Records
------------------------------------------------------------------------

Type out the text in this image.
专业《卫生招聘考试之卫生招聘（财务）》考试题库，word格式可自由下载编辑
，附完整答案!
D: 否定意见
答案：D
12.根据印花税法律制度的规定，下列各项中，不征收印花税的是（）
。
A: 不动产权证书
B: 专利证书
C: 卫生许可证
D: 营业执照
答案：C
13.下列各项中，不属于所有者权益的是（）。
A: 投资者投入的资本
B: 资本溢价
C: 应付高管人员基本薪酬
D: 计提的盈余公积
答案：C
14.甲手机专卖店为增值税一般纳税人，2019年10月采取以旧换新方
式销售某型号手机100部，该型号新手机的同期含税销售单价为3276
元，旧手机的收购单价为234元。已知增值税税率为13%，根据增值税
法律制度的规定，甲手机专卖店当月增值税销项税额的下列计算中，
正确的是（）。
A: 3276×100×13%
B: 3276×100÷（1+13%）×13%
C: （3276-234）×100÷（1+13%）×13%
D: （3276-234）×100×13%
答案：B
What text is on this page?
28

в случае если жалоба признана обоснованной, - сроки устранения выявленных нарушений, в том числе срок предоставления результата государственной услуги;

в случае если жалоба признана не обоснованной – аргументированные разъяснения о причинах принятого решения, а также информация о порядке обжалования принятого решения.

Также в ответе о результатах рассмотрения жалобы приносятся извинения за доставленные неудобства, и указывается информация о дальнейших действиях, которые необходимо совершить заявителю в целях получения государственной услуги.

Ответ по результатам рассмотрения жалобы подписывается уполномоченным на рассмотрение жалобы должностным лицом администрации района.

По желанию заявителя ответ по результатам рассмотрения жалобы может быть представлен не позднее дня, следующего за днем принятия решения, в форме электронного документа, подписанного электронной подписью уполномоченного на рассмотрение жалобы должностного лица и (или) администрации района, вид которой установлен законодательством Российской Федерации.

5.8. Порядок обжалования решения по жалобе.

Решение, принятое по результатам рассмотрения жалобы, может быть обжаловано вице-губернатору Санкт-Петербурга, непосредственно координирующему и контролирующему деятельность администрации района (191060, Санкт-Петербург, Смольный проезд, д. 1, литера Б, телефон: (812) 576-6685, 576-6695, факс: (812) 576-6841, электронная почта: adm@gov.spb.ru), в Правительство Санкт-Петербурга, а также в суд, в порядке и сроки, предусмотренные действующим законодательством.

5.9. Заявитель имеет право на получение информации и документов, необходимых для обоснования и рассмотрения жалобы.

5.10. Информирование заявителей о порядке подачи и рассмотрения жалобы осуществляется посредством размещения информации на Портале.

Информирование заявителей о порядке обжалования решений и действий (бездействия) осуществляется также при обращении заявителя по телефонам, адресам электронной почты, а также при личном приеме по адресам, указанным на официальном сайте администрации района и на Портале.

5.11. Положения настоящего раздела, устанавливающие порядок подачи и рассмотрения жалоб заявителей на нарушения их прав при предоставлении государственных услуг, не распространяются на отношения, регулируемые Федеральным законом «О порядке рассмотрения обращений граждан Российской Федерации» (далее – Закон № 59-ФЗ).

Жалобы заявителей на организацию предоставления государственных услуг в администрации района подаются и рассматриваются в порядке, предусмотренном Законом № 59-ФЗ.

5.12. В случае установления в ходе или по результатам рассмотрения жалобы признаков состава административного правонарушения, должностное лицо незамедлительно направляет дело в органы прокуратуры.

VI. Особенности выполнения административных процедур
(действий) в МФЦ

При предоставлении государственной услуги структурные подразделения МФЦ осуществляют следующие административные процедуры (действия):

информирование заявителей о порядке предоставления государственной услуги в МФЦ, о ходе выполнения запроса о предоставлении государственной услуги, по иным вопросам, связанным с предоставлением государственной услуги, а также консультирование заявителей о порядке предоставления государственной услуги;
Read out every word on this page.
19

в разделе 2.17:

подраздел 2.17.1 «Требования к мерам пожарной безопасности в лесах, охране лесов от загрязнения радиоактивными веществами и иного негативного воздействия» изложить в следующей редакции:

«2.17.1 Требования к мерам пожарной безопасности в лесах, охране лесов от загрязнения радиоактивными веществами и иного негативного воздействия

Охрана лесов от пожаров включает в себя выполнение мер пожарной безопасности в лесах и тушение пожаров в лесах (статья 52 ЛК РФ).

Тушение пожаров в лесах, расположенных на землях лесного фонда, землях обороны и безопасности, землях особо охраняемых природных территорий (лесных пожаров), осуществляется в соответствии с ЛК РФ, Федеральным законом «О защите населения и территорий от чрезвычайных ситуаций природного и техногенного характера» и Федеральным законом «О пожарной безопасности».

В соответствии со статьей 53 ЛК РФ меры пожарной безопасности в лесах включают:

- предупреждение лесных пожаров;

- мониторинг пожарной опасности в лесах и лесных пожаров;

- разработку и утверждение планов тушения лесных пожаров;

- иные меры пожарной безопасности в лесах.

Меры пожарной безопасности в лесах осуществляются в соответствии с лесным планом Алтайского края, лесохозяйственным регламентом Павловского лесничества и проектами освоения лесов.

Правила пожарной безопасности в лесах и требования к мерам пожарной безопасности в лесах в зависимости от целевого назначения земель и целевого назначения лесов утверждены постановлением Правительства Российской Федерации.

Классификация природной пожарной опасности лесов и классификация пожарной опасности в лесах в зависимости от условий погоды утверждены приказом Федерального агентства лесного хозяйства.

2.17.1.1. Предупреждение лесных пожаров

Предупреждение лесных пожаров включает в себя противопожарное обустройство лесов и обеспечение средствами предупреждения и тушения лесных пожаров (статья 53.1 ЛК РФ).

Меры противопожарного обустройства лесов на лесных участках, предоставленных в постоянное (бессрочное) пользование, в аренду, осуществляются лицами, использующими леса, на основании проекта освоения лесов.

------------------------------------------------------------------------

The request => Return all of the data word for word.

Written solution =>
Type out the text in this image.
专业《卫生招聘考试之卫生招聘（财务）》考试题库，word格式可自由下载编辑
，附完整答案!
D: 否定意见
答案：D
12.根据印花税法律制度的规定，下列各项中，不征收印花税的是（）
。
A: 不动产权证书
B: 专利证书
C: 卫生许可证
D: 营业执照
答案：C
13.下列各项中，不属于所有者权益的是（）。
A: 投资者投入的资本
B: 资本溢价
C: 应付高管人员基本薪酬
D: 计提的盈余公积
答案：C
14.甲手机专卖店为增值税一般纳税人，2019年10月采取以旧换新方
式销售某型号手机100部，该型号新手机的同期含税销售单价为3276
元，旧手机的收购单价为234元。已知增值税税率为13%，根据增值税
法律制度的规定，甲手机专卖店当月增值税销项税额的下列计算中，
正确的是（）。
A: 3276×100×13%
B: 3276×100÷（1+13%）×13%
C: （3276-234）×100÷（1+13%）×13%
D: （3276-234）×100×13%
答案：B
What text is on this page?
28

в случае если жалоба признана обоснованной, - сроки устранения выявленных нарушений, в том числе срок предоставления результата государственной услуги;

в случае если жалоба признана не обоснованной – аргументированные разъяснения о причинах принятого решения, а также информация о порядке обжалования принятого решения.

Также в ответе о результатах рассмотрения жалобы приносятся извинения за доставленные неудобства, и указывается информация о дальнейших действиях, которые необходимо совершить заявителю в целях получения государственной услуги.

Ответ по результатам рассмотрения жалобы подписывается уполномоченным на рассмотрение жалобы должностным лицом администрации района.

По желанию заявителя ответ по результатам рассмотрения жалобы может быть представлен не позднее дня, следующего за днем принятия решения, в форме электронного документа, подписанного электронной подписью уполномоченного на рассмотрение жалобы должностного лица и (или) администрации района, вид которой установлен законодательством Российской Федерации.

5.8. Порядок обжалования решения по жалобе.

Решение, принятое по результатам рассмотрения жалобы, может быть обжаловано вице-губернатору Санкт-Петербурга, непосредственно координирующему и контролирующему деятельность администрации района (191060, Санкт-Петербург, Смольный проезд, д. 1, литера Б, телефон: (812) 576-6685, 576-6695, факс: (812) 576-6841, электронная почта: adm@gov.spb.ru), в Правительство Санкт-Петербурга, а также в суд, в порядке и сроки, предусмотренные действующим законодательством.

5.9. Заявитель имеет право на получение информации и документов, необходимых для обоснования и рассмотрения жалобы.

5.10. Информирование заявителей о порядке подачи и рассмотрения жалобы осуществляется посредством размещения информации на Портале.

Информирование заявителей о порядке обжалования решений и действий (бездействия) осуществляется также при обращении заявителя по телефонам, адресам электронной почты, а также при личном приеме по адресам, указанным на официальном сайте администрации района и на Портале.

5.11. Положения настоящего раздела, устанавливающие порядок подачи и рассмотрения жалоб заявителей на нарушения их прав при предоставлении государственных услуг, не распространяются на отношения, регулируемые Федеральным законом «О порядке рассмотрения обращений граждан Российской Федерации» (далее – Закон № 59-ФЗ).

Жалобы заявителей на организацию предоставления государственных услуг в администрации района подаются и рассматриваются в порядке, предусмотренном Законом № 59-ФЗ.

5.12. В случае установления в ходе или по результатам рассмотрения жалобы признаков состава административного правонарушения, должностное лицо незамедлительно направляет дело в органы прокуратуры.

VI. Особенности выполнения административных процедур
(действий) в МФЦ

При предоставлении государственной услуги структурные подразделения МФЦ осуществляют следующие административные процедуры (действия):

информирование заявителей о порядке предоставления государственной услуги в МФЦ, о ходе выполнения запроса о предоставлении государственной услуги, по иным вопросам, связанным с предоставлением государственной услуги, а также консультирование заявителей о порядке предоставления государственной услуги;
Read out every word on this page.
19

в разделе 2.17:

подраздел 2.17.1 «Требования к мерам пожарной безопасности в лесах, охране лесов от загрязнения радиоактивными веществами и иного негативного воздействия» изложить в следующей редакции:

«2.17.1 Требования к мерам пожарной безопасности в лесах, охране лесов от загрязнения радиоактивными веществами и иного негативного воздействия

Охрана лесов от пожаров включает в себя выполнение мер пожарной безопасности в лесах и тушение пожаров в лесах (статья 52 ЛК РФ).

Тушение пожаров в лесах, расположенных на землях лесного фонда, землях обороны и безопасности, землях особо охраняемых природных территорий (лесных пожаров), осуществляется в соответствии с ЛК РФ, Федеральным законом «О защите населения и территорий от чрезвычайных ситуаций природного и техногенного характера» и Федеральным законом «О пожарной безопасности».

В соответствии со статьей 53 ЛК РФ меры пожарной безопасности в лесах включают:

- предупреждение лесных пожаров;

- мониторинг пожарной опасности в лесах и лесных пожаров;

- разработку и утверждение планов тушения лесных пожаров;

- иные меры пожарной безопасности в лесах.

Меры пожарной безопасности в лесах осуществляются в соответствии с лесным планом Алтайского края, лесохозяйственным регламентом Павловского лесничества и проектами освоения лесов.

Правила пожарной безопасности в лесах и требования к мерам пожарной безопасности в лесах в зависимости от целевого назначения земель и целевого назначения лесов утверждены постановлением Правительства Российской Федерации.

Классификация природной пожарной опасности лесов и классификация пожарной опасности в лесах в зависимости от условий погоды утверждены приказом Федерального агентства лесного хозяйства.

2.17.1.1. Предупреждение лесных пожаров

Предупреждение лесных пожаров включает в себя противопожарное обустройство лесов и обеспечение средствами предупреждения и тушения лесных пожаров (статья 53.1 ЛК РФ).

Меры противопожарного обустройства лесов на лесных участках, предоставленных в постоянное (бессрочное) пользование, в аренду, осуществляются лицами, использующими леса, на основании проекта освоения лесов.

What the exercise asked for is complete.